= Task to complete =
From the entries below, say how many lines carry the word "bancaria", and give nothing but the number.

= Provided material =
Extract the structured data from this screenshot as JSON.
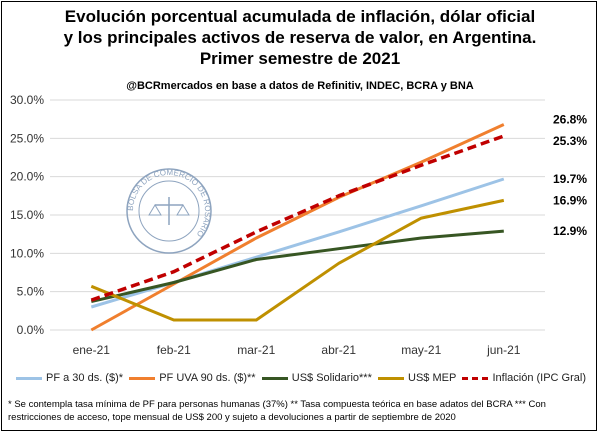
{
  "title_lines": [
    "Evolución porcentual acumulada de inflación, dólar oficial",
    "y los principales activos de reserva de valor, en Argentina.",
    "Primer semestre de 2021"
  ],
  "source": "@BCRmercados en base a datos de Refinitiv, INDEC, BCRA y BNA",
  "footnote": "* Se contempla tasa mínima de PF para personas humanas (37%) ** Tasa compuesta teórica en base adatos del BCRA *** Con restricciones de acceso, tope mensual de US$ 200 y sujeto a devoluciones a partir de septiembre de 2020",
  "watermark_text": "BOLSA DE COMERCIO DE ROSARIO",
  "chart_data": {
    "type": "line",
    "categories": [
      "ene-21",
      "feb-21",
      "mar-21",
      "abr-21",
      "may-21",
      "jun-21"
    ],
    "ylim": [
      0,
      30
    ],
    "yticks": [
      "0.0%",
      "5.0%",
      "10.0%",
      "15.0%",
      "20.0%",
      "25.0%",
      "30.0%"
    ],
    "grid": true,
    "legend_position": "bottom",
    "series": [
      {
        "name": "PF a 30 ds. ($)*",
        "color": "#9dc3e6",
        "dashed": false,
        "values": [
          3.0,
          6.2,
          9.5,
          12.8,
          16.2,
          19.7
        ],
        "end_label": ""
      },
      {
        "name": "PF UVA 90 ds. ($)**",
        "color": "#f07f2e",
        "dashed": false,
        "values": [
          0.0,
          6.0,
          12.0,
          17.3,
          21.9,
          26.8
        ],
        "end_label": "26.8%"
      },
      {
        "name": "US$ Solidario***",
        "color": "#375623",
        "dashed": false,
        "values": [
          3.7,
          6.2,
          9.2,
          10.6,
          12.0,
          12.9
        ],
        "end_label": "12.9%"
      },
      {
        "name": "US$ MEP",
        "color": "#bf9000",
        "dashed": false,
        "values": [
          5.7,
          1.3,
          1.3,
          8.7,
          14.6,
          16.9
        ],
        "end_label": "16.9%"
      },
      {
        "name": "Inflación (IPC Gral)",
        "color": "#c00000",
        "dashed": true,
        "values": [
          3.9,
          7.6,
          12.8,
          17.5,
          21.5,
          25.3
        ],
        "end_label": "25.3%"
      }
    ],
    "extra_end_labels": [
      {
        "text": "19.7%",
        "value": 19.7
      }
    ]
  }
}
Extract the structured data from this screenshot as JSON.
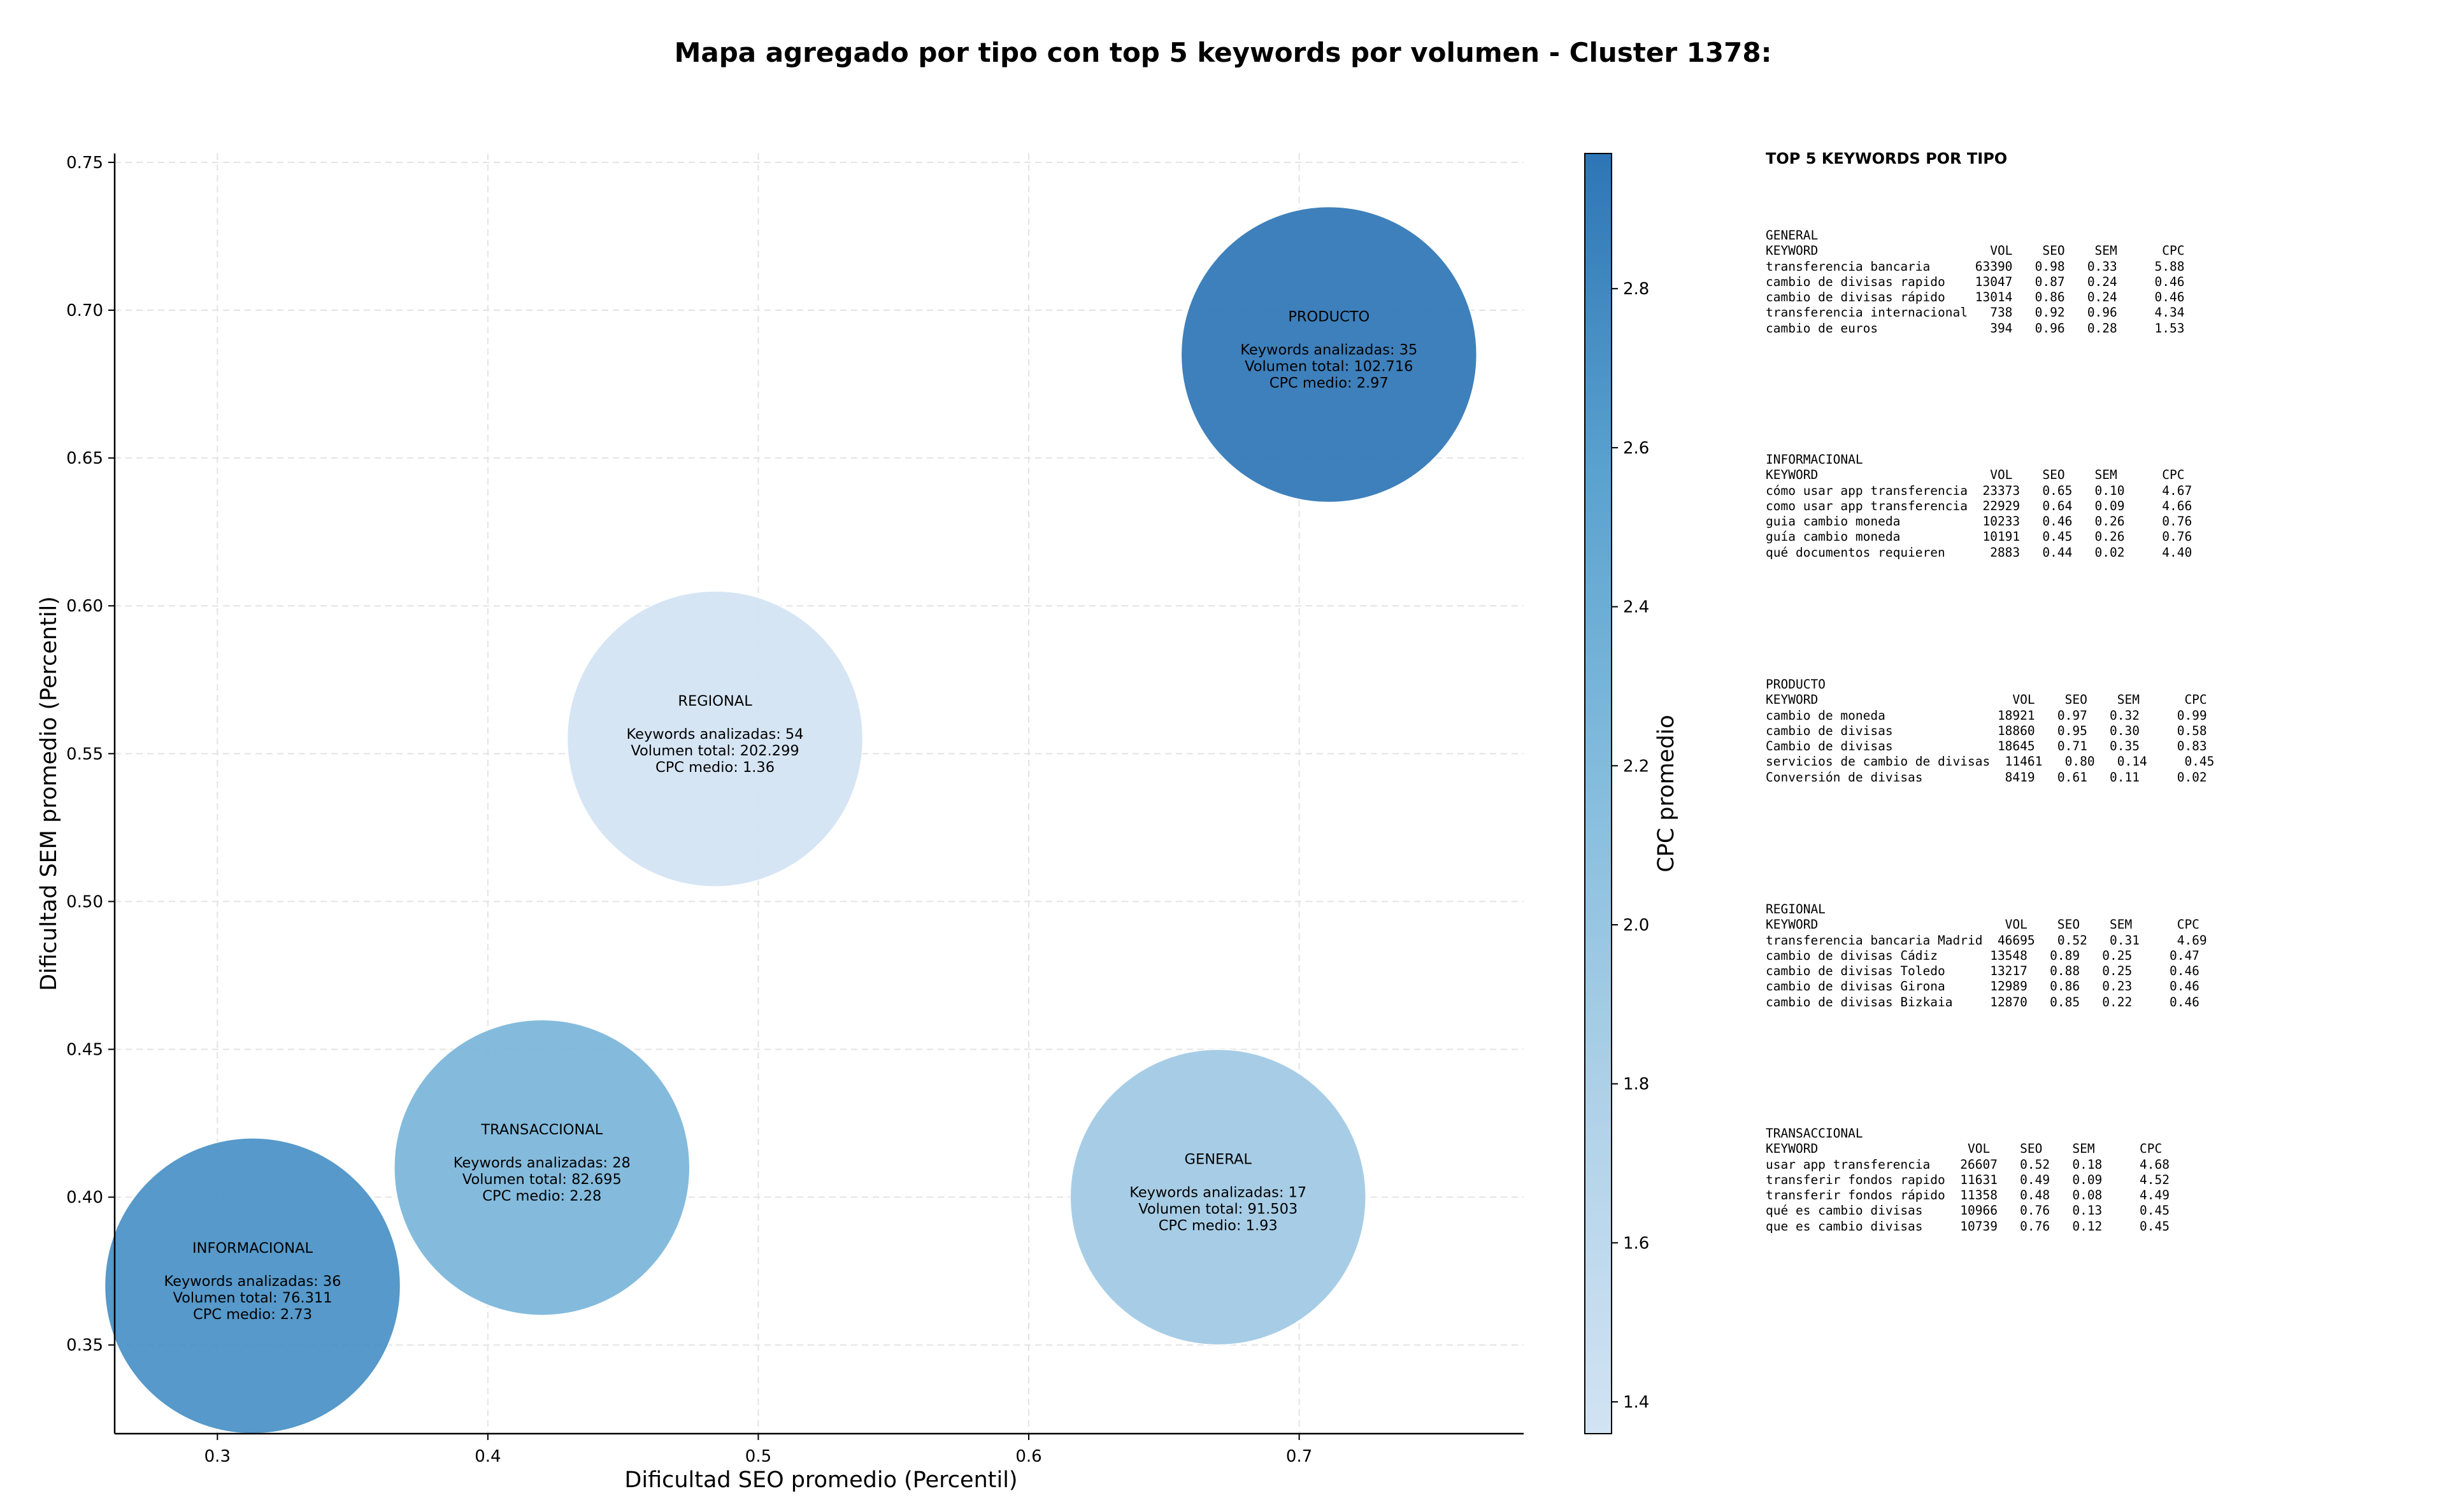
{
  "chart_data": {
    "type": "scatter",
    "title": "Mapa agregado por tipo con top 5 keywords por volumen - Cluster 1378:",
    "xlabel": "Dificultad SEO promedio (Percentil)",
    "ylabel": "Dificultad SEM promedio (Percentil)",
    "xlim": [
      0.262,
      0.783
    ],
    "ylim": [
      0.32,
      0.753
    ],
    "xticks": [
      "0.3",
      "0.4",
      "0.5",
      "0.6",
      "0.7"
    ],
    "yticks": [
      "0.35",
      "0.40",
      "0.45",
      "0.50",
      "0.55",
      "0.60",
      "0.65",
      "0.70",
      "0.75"
    ],
    "grid": true,
    "colorbar": {
      "label": "CPC promedio",
      "min": 1.36,
      "max": 2.97,
      "ticks": [
        "1.4",
        "1.6",
        "1.8",
        "2.0",
        "2.2",
        "2.4",
        "2.6",
        "2.8"
      ]
    },
    "points": [
      {
        "tipo": "PRODUCTO",
        "x": 0.711,
        "y": 0.685,
        "keywords_line": "Keywords analizadas: 35",
        "volumen_line": "Volumen total: 102.716",
        "cpc_line": "CPC medio: 2.97",
        "keywords": 35,
        "volumen": 102716,
        "cpc": 2.97
      },
      {
        "tipo": "REGIONAL",
        "x": 0.484,
        "y": 0.555,
        "keywords_line": "Keywords analizadas: 54",
        "volumen_line": "Volumen total: 202.299",
        "cpc_line": "CPC medio: 1.36",
        "keywords": 54,
        "volumen": 202299,
        "cpc": 1.36
      },
      {
        "tipo": "TRANSACCIONAL",
        "x": 0.42,
        "y": 0.41,
        "keywords_line": "Keywords analizadas: 28",
        "volumen_line": "Volumen total: 82.695",
        "cpc_line": "CPC medio: 2.28",
        "keywords": 28,
        "volumen": 82695,
        "cpc": 2.28
      },
      {
        "tipo": "GENERAL",
        "x": 0.67,
        "y": 0.4,
        "keywords_line": "Keywords analizadas: 17",
        "volumen_line": "Volumen total: 91.503",
        "cpc_line": "CPC medio: 1.93",
        "keywords": 17,
        "volumen": 91503,
        "cpc": 1.93
      },
      {
        "tipo": "INFORMACIONAL",
        "x": 0.313,
        "y": 0.37,
        "keywords_line": "Keywords analizadas: 36",
        "volumen_line": "Volumen total: 76.311",
        "cpc_line": "CPC medio: 2.73",
        "keywords": 36,
        "volumen": 76311,
        "cpc": 2.73
      }
    ]
  },
  "side_panel": {
    "title": "TOP 5 KEYWORDS POR TIPO",
    "blocks": [
      {
        "tipo": "GENERAL",
        "lines": [
          "GENERAL",
          "KEYWORD                       VOL    SEO    SEM      CPC",
          "transferencia bancaria      63390   0.98   0.33     5.88",
          "cambio de divisas rapido    13047   0.87   0.24     0.46",
          "cambio de divisas rápido    13014   0.86   0.24     0.46",
          "transferencia internacional   738   0.92   0.96     4.34",
          "cambio de euros               394   0.96   0.28     1.53"
        ]
      },
      {
        "tipo": "INFORMACIONAL",
        "lines": [
          "INFORMACIONAL",
          "KEYWORD                       VOL    SEO    SEM      CPC",
          "cómo usar app transferencia  23373   0.65   0.10     4.67",
          "como usar app transferencia  22929   0.64   0.09     4.66",
          "guia cambio moneda           10233   0.46   0.26     0.76",
          "guía cambio moneda           10191   0.45   0.26     0.76",
          "qué documentos requieren      2883   0.44   0.02     4.40"
        ]
      },
      {
        "tipo": "PRODUCTO",
        "lines": [
          "PRODUCTO",
          "KEYWORD                          VOL    SEO    SEM      CPC",
          "cambio de moneda               18921   0.97   0.32     0.99",
          "cambio de divisas              18860   0.95   0.30     0.58",
          "Cambio de divisas              18645   0.71   0.35     0.83",
          "servicios de cambio de divisas  11461   0.80   0.14     0.45",
          "Conversión de divisas           8419   0.61   0.11     0.02"
        ]
      },
      {
        "tipo": "REGIONAL",
        "lines": [
          "REGIONAL",
          "KEYWORD                         VOL    SEO    SEM      CPC",
          "transferencia bancaria Madrid  46695   0.52   0.31     4.69",
          "cambio de divisas Cádiz       13548   0.89   0.25     0.47",
          "cambio de divisas Toledo      13217   0.88   0.25     0.46",
          "cambio de divisas Girona      12989   0.86   0.23     0.46",
          "cambio de divisas Bizkaia     12870   0.85   0.22     0.46"
        ]
      },
      {
        "tipo": "TRANSACCIONAL",
        "lines": [
          "TRANSACCIONAL",
          "KEYWORD                    VOL    SEO    SEM      CPC",
          "usar app transferencia    26607   0.52   0.18     4.68",
          "transferir fondos rapido  11631   0.49   0.09     4.52",
          "transferir fondos rápido  11358   0.48   0.08     4.49",
          "qué es cambio divisas     10966   0.76   0.13     0.45",
          "que es cambio divisas     10739   0.76   0.12     0.45"
        ]
      }
    ]
  }
}
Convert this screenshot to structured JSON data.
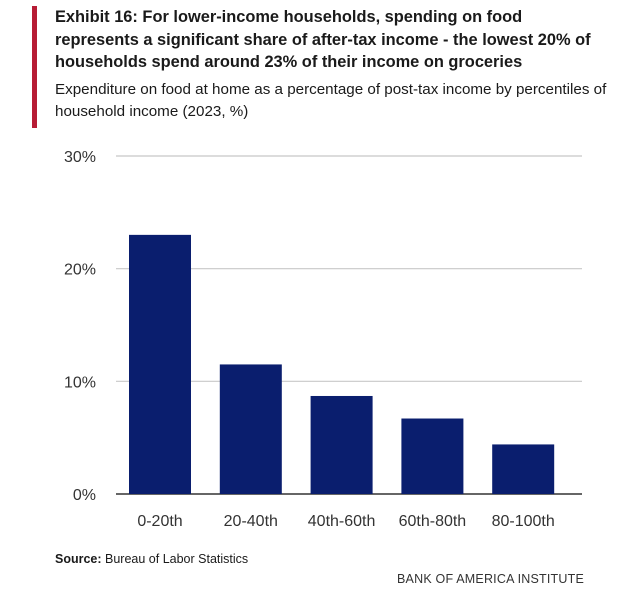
{
  "header": {
    "title": "Exhibit 16: For lower-income households, spending on food represents a significant share of after-tax income - the lowest 20% of households spend around 23% of their income on groceries",
    "subtitle": "Expenditure on food at home as a percentage of post-tax income by percentiles of household income (2023, %)",
    "accent_color": "#b71c35"
  },
  "chart_data": {
    "type": "bar",
    "categories": [
      "0-20th",
      "20-40th",
      "40th-60th",
      "60th-80th",
      "80-100th"
    ],
    "values": [
      23,
      11.5,
      8.7,
      6.7,
      4.4
    ],
    "yticks": [
      "0%",
      "10%",
      "20%",
      "30%"
    ],
    "ytick_values": [
      0,
      10,
      20,
      30
    ],
    "ylim": [
      0,
      30
    ],
    "grid": true,
    "bar_color": "#0a1e6e",
    "grid_color": "#c8c8c8"
  },
  "footer": {
    "source_label": "Source:",
    "source_text": " Bureau of Labor Statistics",
    "brand": "BANK OF AMERICA INSTITUTE"
  }
}
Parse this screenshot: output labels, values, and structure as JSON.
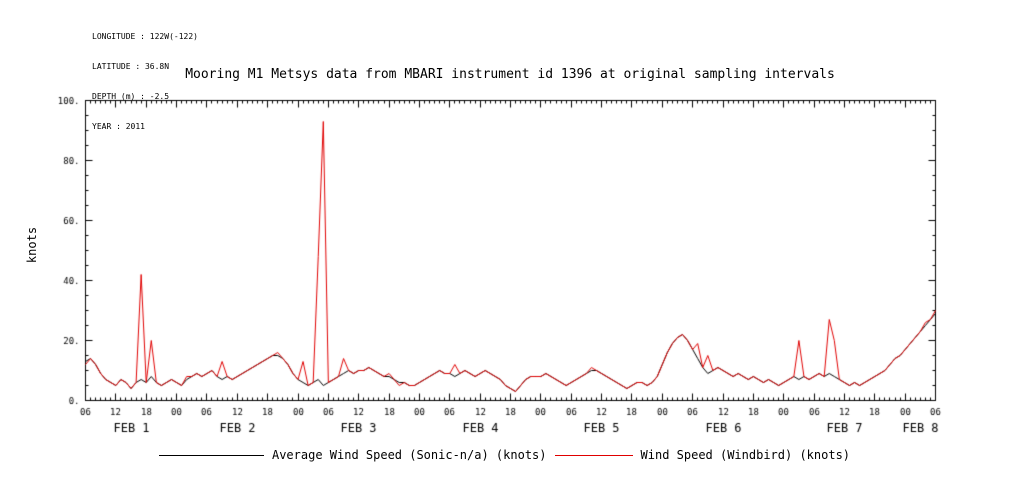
{
  "header": {
    "lines": [
      "LONGITUDE : 122W(-122)",
      "LATITUDE : 36.8N",
      "DEPTH (m) : -2.5",
      "YEAR : 2011"
    ]
  },
  "chart_data": {
    "type": "line",
    "title": "Mooring M1 Metsys data from MBARI instrument id 1396 at original sampling intervals",
    "ylabel": "knots",
    "ylim": [
      0,
      100
    ],
    "y_ticks": [
      0,
      20,
      40,
      60,
      80,
      100
    ],
    "y_tick_labels": [
      "0.",
      "20.",
      "40.",
      "60.",
      "80.",
      "100."
    ],
    "y_major_tick": 20,
    "y_minor_tick": 5,
    "x_major_tick_hours": 6,
    "x_axis_note": "time axis spans Feb 1 06:00 to Feb 8 06:00, 2011; samples every 1 hour",
    "x_tick_labels": [
      "06",
      "12",
      "18",
      "00",
      "06",
      "12",
      "18",
      "00",
      "06",
      "12",
      "18",
      "00",
      "06",
      "12",
      "18",
      "00",
      "06",
      "12",
      "18",
      "00",
      "06",
      "12",
      "18",
      "00",
      "06",
      "12",
      "18",
      "00",
      "06"
    ],
    "day_labels": [
      "FEB 1",
      "FEB 2",
      "FEB 3",
      "FEB 4",
      "FEB 5",
      "FEB 6",
      "FEB 7",
      "FEB 8"
    ],
    "grid": false,
    "legend_position": "bottom",
    "series": [
      {
        "name": "Average Wind Speed (Sonic-n/a) (knots)",
        "color": "#000000",
        "sample_interval_hours": 1,
        "values": [
          13,
          14,
          12,
          9,
          7,
          6,
          5,
          7,
          6,
          4,
          6,
          7,
          6,
          8,
          6,
          5,
          6,
          7,
          6,
          5,
          7,
          8,
          9,
          8,
          9,
          10,
          8,
          7,
          8,
          7,
          8,
          9,
          10,
          11,
          12,
          13,
          14,
          15,
          15,
          14,
          12,
          9,
          7,
          6,
          5,
          6,
          7,
          5,
          6,
          7,
          8,
          9,
          10,
          9,
          10,
          10,
          11,
          10,
          9,
          8,
          8,
          7,
          6,
          6,
          5,
          5,
          6,
          7,
          8,
          9,
          10,
          9,
          9,
          8,
          9,
          10,
          9,
          8,
          9,
          10,
          9,
          8,
          7,
          5,
          4,
          3,
          5,
          7,
          8,
          8,
          8,
          9,
          8,
          7,
          6,
          5,
          6,
          7,
          8,
          9,
          10,
          10,
          9,
          8,
          7,
          6,
          5,
          4,
          5,
          6,
          6,
          5,
          6,
          8,
          12,
          16,
          19,
          21,
          22,
          20,
          17,
          14,
          11,
          9,
          10,
          11,
          10,
          9,
          8,
          9,
          8,
          7,
          8,
          7,
          6,
          7,
          6,
          5,
          6,
          7,
          8,
          7,
          8,
          7,
          8,
          9,
          8,
          9,
          8,
          7,
          6,
          5,
          6,
          5,
          6,
          7,
          8,
          9,
          10,
          12,
          14,
          15,
          17,
          19,
          21,
          23,
          25,
          27,
          29
        ]
      },
      {
        "name": "Wind Speed (Windbird) (knots)",
        "color": "#e00000",
        "sample_interval_hours": 1,
        "values": [
          12,
          14,
          12,
          9,
          7,
          6,
          5,
          7,
          6,
          4,
          6,
          42,
          6,
          20,
          6,
          5,
          6,
          7,
          6,
          5,
          8,
          8,
          9,
          8,
          9,
          10,
          8,
          13,
          8,
          7,
          8,
          9,
          10,
          11,
          12,
          13,
          14,
          15,
          16,
          14,
          12,
          9,
          7,
          13,
          5,
          6,
          48,
          93,
          6,
          7,
          8,
          14,
          10,
          9,
          10,
          10,
          11,
          10,
          9,
          8,
          9,
          7,
          5,
          6,
          5,
          5,
          6,
          7,
          8,
          9,
          10,
          9,
          9,
          12,
          9,
          10,
          9,
          8,
          9,
          10,
          9,
          8,
          7,
          5,
          4,
          3,
          5,
          7,
          8,
          8,
          8,
          9,
          8,
          7,
          6,
          5,
          6,
          7,
          8,
          9,
          11,
          10,
          9,
          8,
          7,
          6,
          5,
          4,
          5,
          6,
          6,
          5,
          6,
          8,
          12,
          16,
          19,
          21,
          22,
          20,
          17,
          19,
          11,
          15,
          10,
          11,
          10,
          9,
          8,
          9,
          8,
          7,
          8,
          7,
          6,
          7,
          6,
          5,
          6,
          7,
          8,
          20,
          8,
          7,
          8,
          9,
          8,
          27,
          20,
          7,
          6,
          5,
          6,
          5,
          6,
          7,
          8,
          9,
          10,
          12,
          14,
          15,
          17,
          19,
          21,
          23,
          26,
          27,
          30
        ]
      }
    ]
  }
}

= Answer to the task =
2